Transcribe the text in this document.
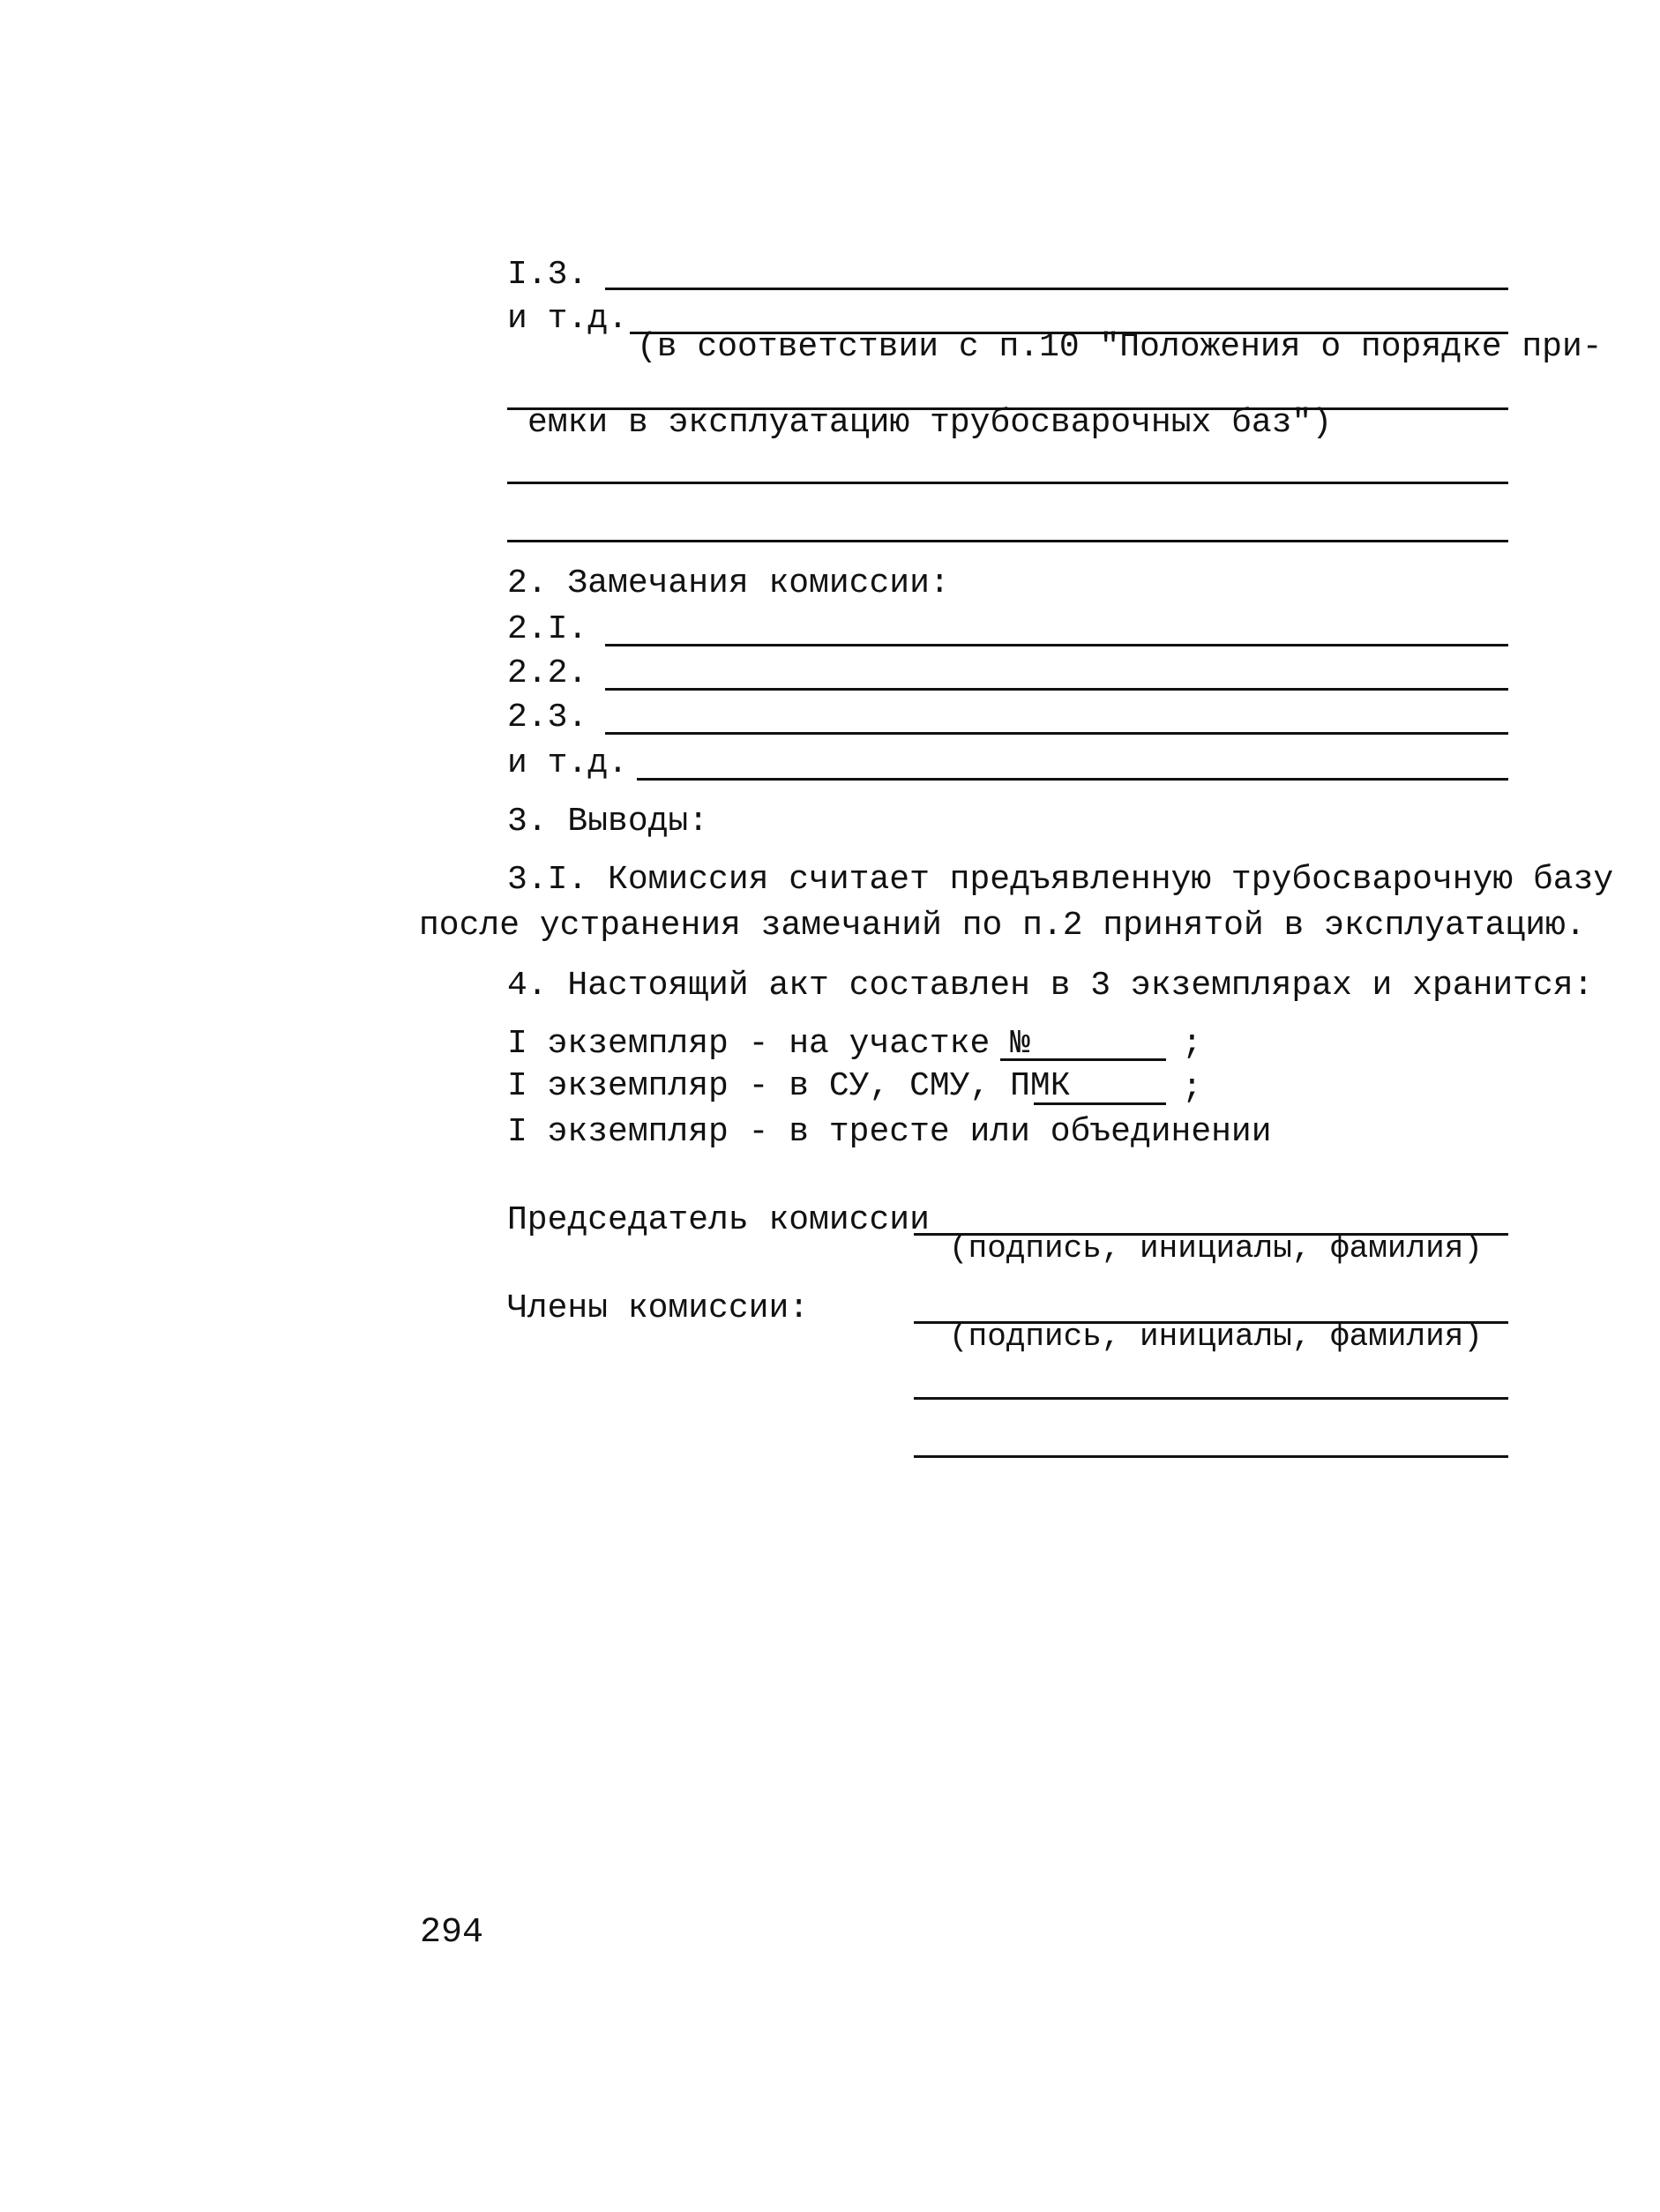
I.3.
и т.д.
(в соответствии с п.10 "Положения о порядке при-
емки в эксплуатацию трубосварочных баз")
2. Замечания комиссии:
2.I.
2.2.
2.3.
и т.д.
3. Выводы:
3.I. Комиссия считает предъявленную трубосварочную базу
после устранения замечаний по п.2 принятой в эксплуатацию.
4. Настоящий акт составлен в 3 экземплярах и хранится:
I экземпляр - на участке №	;
I экземпляр - в СУ, СМУ, ПМК	;
I экземпляр - в тресте или объединении
Председатель комиссии
(подпись, инициалы, фамилия)
Члены комиссии:
(подпись, инициалы, фамилия)
294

....

Reproduce the full listing above verbatim, with no pictures included.

Transcribe the text in this document.
I.3.
и т.д.
(в соответствии с п.10 "Положения о порядке при-
емки в эксплуатацию трубосварочных баз")
2. Замечания комиссии:
2.I.
2.2.
2.3.
и т.д.
3. Выводы:
3.I. Комиссия считает предъявленную трубосварочную базу
после устранения замечаний по п.2 принятой в эксплуатацию.
4. Настоящий акт составлен в 3 экземплярах и хранится:
I экземпляр - на участке №	;
I экземпляр - в СУ, СМУ, ПМК	;
I экземпляр - в тресте или объединении
Председатель комиссии
(подпись, инициалы, фамилия)
Члены комиссии:
(подпись, инициалы, фамилия)
294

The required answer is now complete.